• WORK TO COMPLETE: Track down the lines that contain "Delay" and copy them.

• INFORMATION SUPPLIED:
━━━━━━━━━━

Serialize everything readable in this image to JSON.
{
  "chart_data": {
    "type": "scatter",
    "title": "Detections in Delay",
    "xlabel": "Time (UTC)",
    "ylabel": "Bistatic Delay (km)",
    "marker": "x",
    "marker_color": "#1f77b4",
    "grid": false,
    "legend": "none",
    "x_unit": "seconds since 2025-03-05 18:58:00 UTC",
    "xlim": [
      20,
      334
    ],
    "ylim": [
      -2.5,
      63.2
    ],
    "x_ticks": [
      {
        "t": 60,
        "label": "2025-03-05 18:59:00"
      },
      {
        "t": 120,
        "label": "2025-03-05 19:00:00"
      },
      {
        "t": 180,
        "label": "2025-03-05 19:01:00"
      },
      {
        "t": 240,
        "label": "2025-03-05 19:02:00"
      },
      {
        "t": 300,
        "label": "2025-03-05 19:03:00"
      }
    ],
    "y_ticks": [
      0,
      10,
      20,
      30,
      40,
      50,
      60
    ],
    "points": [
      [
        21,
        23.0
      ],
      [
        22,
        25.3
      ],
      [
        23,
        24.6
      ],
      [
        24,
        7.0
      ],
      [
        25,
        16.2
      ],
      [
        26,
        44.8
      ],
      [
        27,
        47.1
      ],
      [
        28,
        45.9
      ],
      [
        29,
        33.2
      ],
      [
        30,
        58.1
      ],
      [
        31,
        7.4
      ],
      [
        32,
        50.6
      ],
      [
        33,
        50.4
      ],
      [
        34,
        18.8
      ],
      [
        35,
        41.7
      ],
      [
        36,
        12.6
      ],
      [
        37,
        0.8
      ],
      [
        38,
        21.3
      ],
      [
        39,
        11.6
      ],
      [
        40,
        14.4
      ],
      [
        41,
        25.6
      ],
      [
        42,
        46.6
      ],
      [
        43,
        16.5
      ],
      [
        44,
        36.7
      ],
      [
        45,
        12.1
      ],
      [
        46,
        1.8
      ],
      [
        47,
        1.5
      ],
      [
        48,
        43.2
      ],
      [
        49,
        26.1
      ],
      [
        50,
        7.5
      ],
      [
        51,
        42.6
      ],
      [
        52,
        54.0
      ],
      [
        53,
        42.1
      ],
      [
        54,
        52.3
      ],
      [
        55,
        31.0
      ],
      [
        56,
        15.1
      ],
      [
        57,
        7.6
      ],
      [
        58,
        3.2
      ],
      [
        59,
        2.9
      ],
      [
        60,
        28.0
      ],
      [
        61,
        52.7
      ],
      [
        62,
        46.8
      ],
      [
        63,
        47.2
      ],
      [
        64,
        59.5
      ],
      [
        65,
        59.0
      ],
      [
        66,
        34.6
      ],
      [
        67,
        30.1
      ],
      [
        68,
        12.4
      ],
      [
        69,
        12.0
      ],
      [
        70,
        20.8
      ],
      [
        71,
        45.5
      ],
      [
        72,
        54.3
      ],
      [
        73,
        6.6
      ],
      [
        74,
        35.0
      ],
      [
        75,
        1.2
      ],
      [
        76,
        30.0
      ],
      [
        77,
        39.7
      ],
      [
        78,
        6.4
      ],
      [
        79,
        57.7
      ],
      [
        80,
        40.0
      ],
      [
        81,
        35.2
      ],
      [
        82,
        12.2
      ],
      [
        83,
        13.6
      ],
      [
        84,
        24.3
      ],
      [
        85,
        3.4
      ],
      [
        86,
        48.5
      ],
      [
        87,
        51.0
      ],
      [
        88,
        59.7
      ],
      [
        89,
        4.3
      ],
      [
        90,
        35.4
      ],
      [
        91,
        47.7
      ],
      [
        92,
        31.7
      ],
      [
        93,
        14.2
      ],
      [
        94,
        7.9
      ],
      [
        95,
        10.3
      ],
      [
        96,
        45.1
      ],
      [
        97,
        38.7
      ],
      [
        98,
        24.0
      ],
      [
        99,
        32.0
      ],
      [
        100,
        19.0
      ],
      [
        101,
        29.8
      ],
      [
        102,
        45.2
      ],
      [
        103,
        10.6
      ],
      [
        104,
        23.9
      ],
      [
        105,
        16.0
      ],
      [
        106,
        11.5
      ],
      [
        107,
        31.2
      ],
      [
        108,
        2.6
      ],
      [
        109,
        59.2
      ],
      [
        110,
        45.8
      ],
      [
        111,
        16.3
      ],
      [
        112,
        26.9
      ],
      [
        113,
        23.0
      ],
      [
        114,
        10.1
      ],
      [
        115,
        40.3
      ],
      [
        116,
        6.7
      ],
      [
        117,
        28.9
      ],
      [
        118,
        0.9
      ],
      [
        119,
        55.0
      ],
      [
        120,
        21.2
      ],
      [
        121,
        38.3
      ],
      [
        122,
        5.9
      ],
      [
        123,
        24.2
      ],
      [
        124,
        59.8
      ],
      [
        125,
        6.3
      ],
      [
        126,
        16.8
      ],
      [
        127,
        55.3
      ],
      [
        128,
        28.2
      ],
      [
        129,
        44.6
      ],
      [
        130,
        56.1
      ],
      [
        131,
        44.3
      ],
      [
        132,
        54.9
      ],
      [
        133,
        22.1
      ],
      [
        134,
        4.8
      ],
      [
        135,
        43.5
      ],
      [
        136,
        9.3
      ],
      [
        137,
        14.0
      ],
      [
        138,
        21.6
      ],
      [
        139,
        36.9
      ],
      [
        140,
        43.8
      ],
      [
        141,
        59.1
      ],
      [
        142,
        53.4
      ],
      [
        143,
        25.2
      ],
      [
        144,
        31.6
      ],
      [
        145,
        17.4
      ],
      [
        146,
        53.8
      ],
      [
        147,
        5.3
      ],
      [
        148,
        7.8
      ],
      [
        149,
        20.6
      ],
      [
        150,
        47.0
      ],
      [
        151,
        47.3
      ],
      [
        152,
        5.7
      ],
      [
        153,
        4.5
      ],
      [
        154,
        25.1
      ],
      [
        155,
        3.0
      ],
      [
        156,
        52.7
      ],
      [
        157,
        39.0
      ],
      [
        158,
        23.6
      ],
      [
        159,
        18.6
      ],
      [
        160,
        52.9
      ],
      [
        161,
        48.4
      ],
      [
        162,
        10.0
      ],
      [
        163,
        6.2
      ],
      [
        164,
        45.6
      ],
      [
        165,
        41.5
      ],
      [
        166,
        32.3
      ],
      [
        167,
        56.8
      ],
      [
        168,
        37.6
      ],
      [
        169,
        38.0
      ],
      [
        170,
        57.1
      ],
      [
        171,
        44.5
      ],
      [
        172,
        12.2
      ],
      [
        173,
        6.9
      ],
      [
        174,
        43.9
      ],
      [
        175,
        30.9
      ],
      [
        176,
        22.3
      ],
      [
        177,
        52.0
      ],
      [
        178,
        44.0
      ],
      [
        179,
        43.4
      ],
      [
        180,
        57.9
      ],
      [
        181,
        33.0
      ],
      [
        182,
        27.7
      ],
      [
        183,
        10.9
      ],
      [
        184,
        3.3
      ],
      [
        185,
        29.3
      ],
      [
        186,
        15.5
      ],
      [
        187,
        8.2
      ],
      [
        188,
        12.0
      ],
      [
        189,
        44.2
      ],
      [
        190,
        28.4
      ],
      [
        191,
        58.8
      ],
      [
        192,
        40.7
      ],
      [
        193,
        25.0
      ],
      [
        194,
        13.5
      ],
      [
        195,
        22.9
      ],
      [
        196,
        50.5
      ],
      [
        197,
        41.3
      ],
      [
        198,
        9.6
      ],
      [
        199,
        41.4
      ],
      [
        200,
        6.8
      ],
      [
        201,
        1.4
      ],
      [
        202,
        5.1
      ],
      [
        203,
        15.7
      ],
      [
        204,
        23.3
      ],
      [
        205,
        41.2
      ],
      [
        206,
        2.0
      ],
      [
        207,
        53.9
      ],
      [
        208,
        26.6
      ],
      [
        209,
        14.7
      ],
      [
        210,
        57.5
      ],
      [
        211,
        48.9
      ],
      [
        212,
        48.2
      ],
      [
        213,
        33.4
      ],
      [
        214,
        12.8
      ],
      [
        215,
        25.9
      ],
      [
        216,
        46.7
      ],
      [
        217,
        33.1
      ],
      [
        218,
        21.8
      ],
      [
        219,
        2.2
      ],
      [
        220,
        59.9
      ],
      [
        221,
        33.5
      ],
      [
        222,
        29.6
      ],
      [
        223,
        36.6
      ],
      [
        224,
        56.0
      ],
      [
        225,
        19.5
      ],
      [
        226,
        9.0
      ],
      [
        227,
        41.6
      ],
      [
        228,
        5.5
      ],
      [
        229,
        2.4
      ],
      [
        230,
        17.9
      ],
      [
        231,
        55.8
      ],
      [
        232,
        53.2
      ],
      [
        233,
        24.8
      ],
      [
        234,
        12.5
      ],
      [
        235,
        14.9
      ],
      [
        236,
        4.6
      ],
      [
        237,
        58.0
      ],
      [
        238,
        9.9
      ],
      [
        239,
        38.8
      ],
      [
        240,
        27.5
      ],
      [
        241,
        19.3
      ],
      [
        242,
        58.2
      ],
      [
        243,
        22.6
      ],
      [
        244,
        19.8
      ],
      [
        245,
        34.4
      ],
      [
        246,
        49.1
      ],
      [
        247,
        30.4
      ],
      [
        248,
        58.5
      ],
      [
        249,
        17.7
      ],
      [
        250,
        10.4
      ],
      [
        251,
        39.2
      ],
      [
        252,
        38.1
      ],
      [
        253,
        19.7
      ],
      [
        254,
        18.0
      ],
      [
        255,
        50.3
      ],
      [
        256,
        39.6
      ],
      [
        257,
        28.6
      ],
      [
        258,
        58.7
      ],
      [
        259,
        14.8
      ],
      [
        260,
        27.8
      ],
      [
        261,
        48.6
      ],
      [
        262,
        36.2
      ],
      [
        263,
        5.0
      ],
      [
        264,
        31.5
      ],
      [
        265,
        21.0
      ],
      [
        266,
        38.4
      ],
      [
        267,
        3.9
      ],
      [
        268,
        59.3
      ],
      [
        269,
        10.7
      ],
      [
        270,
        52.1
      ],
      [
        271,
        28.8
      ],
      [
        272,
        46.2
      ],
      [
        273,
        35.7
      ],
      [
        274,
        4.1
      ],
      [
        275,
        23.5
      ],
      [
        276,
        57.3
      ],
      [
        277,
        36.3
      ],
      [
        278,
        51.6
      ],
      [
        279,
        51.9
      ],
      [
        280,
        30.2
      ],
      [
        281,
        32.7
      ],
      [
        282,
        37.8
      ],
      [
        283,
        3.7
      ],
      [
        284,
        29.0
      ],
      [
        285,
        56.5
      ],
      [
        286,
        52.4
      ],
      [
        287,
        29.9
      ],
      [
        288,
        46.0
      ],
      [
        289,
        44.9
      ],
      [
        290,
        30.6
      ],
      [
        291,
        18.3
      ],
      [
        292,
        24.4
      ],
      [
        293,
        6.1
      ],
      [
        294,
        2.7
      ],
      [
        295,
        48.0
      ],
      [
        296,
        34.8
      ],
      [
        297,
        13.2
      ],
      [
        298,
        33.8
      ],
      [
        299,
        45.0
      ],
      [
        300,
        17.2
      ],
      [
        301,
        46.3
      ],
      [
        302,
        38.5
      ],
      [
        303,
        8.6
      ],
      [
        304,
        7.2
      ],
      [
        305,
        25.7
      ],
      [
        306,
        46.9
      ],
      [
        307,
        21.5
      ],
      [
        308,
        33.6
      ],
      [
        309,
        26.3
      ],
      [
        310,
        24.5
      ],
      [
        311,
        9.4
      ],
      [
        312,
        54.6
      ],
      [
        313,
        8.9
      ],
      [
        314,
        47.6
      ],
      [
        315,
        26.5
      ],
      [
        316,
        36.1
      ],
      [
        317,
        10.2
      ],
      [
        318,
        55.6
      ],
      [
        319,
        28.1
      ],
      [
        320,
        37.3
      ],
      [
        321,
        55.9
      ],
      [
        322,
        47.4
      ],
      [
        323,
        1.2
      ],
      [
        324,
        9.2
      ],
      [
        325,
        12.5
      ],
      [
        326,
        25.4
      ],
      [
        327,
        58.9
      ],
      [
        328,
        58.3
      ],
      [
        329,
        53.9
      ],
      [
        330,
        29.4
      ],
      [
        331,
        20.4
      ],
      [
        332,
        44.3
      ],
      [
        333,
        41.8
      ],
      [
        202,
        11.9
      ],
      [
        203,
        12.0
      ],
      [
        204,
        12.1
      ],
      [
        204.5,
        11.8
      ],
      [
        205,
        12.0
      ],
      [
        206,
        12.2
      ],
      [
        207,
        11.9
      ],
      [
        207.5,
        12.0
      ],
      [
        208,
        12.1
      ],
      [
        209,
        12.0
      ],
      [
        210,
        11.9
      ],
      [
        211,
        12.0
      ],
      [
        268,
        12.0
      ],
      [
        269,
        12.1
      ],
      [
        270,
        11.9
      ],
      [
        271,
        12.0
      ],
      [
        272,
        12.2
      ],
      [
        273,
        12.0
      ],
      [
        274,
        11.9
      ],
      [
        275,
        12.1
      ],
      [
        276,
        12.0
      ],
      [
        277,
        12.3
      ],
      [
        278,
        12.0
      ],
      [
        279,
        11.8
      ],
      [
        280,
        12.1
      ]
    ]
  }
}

━━━━━━━━━━

• RESPONSE TO THE EXERCISE:
    "title": "Detections in Delay",
    "ylabel": "Bistatic Delay (km)",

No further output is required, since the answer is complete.